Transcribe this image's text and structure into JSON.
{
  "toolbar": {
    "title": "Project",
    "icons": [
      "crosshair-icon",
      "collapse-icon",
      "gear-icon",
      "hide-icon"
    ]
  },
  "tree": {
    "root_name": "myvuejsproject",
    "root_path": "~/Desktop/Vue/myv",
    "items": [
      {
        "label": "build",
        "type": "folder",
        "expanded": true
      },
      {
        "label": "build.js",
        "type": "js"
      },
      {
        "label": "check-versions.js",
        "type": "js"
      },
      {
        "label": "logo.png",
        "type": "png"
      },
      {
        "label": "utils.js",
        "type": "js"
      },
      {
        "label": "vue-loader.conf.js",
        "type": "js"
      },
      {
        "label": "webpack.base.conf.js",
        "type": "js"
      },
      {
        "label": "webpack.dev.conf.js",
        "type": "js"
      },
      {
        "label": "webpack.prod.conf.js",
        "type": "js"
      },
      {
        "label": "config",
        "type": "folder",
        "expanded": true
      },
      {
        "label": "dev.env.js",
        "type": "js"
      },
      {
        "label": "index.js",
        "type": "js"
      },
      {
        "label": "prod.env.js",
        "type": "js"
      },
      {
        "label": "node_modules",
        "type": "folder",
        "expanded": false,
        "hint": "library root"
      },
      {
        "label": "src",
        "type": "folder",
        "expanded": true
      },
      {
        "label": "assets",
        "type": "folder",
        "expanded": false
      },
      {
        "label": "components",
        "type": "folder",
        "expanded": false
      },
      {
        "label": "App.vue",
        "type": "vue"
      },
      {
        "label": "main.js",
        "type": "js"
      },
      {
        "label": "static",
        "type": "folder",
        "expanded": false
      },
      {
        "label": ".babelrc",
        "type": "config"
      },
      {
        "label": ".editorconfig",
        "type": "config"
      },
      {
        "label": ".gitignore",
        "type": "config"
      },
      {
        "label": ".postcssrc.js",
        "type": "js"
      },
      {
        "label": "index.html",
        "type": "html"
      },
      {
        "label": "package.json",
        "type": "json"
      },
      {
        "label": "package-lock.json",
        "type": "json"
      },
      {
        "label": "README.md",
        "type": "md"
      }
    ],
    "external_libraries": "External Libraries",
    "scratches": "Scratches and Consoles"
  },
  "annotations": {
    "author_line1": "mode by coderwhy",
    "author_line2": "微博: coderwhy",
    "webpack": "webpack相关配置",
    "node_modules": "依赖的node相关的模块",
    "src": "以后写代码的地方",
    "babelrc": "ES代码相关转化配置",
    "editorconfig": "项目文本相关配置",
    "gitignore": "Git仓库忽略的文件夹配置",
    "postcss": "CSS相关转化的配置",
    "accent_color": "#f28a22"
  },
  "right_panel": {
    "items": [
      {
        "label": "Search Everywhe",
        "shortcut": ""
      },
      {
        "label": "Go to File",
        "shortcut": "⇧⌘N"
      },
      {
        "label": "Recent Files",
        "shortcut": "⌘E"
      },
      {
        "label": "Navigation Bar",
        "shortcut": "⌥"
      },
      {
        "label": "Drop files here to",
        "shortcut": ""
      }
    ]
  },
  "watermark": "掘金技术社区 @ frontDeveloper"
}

____________________

Go through the records above and set each one down exactly, please.

Transcribe this image's text and structure into JSON.
{
  "toolbar": {
    "title": "Project",
    "icons": [
      "crosshair-icon",
      "collapse-icon",
      "gear-icon",
      "hide-icon"
    ]
  },
  "tree": {
    "root_name": "myvuejsproject",
    "root_path": "~/Desktop/Vue/myv",
    "items": [
      {
        "label": "build",
        "type": "folder",
        "expanded": true
      },
      {
        "label": "build.js",
        "type": "js"
      },
      {
        "label": "check-versions.js",
        "type": "js"
      },
      {
        "label": "logo.png",
        "type": "png"
      },
      {
        "label": "utils.js",
        "type": "js"
      },
      {
        "label": "vue-loader.conf.js",
        "type": "js"
      },
      {
        "label": "webpack.base.conf.js",
        "type": "js"
      },
      {
        "label": "webpack.dev.conf.js",
        "type": "js"
      },
      {
        "label": "webpack.prod.conf.js",
        "type": "js"
      },
      {
        "label": "config",
        "type": "folder",
        "expanded": true
      },
      {
        "label": "dev.env.js",
        "type": "js"
      },
      {
        "label": "index.js",
        "type": "js"
      },
      {
        "label": "prod.env.js",
        "type": "js"
      },
      {
        "label": "node_modules",
        "type": "folder",
        "expanded": false,
        "hint": "library root"
      },
      {
        "label": "src",
        "type": "folder",
        "expanded": true
      },
      {
        "label": "assets",
        "type": "folder",
        "expanded": false
      },
      {
        "label": "components",
        "type": "folder",
        "expanded": false
      },
      {
        "label": "App.vue",
        "type": "vue"
      },
      {
        "label": "main.js",
        "type": "js"
      },
      {
        "label": "static",
        "type": "folder",
        "expanded": false
      },
      {
        "label": ".babelrc",
        "type": "config"
      },
      {
        "label": ".editorconfig",
        "type": "config"
      },
      {
        "label": ".gitignore",
        "type": "config"
      },
      {
        "label": ".postcssrc.js",
        "type": "js"
      },
      {
        "label": "index.html",
        "type": "html"
      },
      {
        "label": "package.json",
        "type": "json"
      },
      {
        "label": "package-lock.json",
        "type": "json"
      },
      {
        "label": "README.md",
        "type": "md"
      }
    ],
    "external_libraries": "External Libraries",
    "scratches": "Scratches and Consoles"
  },
  "annotations": {
    "author_line1": "mode by coderwhy",
    "author_line2": "微博: coderwhy",
    "webpack": "webpack相关配置",
    "node_modules": "依赖的node相关的模块",
    "src": "以后写代码的地方",
    "babelrc": "ES代码相关转化配置",
    "editorconfig": "项目文本相关配置",
    "gitignore": "Git仓库忽略的文件夹配置",
    "postcss": "CSS相关转化的配置",
    "accent_color": "#f28a22"
  },
  "right_panel": {
    "items": [
      {
        "label": "Search Everywhe",
        "shortcut": ""
      },
      {
        "label": "Go to File",
        "shortcut": "⇧⌘N"
      },
      {
        "label": "Recent Files",
        "shortcut": "⌘E"
      },
      {
        "label": "Navigation Bar",
        "shortcut": "⌥"
      },
      {
        "label": "Drop files here to",
        "shortcut": ""
      }
    ]
  },
  "watermark": "掘金技术社区 @ frontDeveloper"
}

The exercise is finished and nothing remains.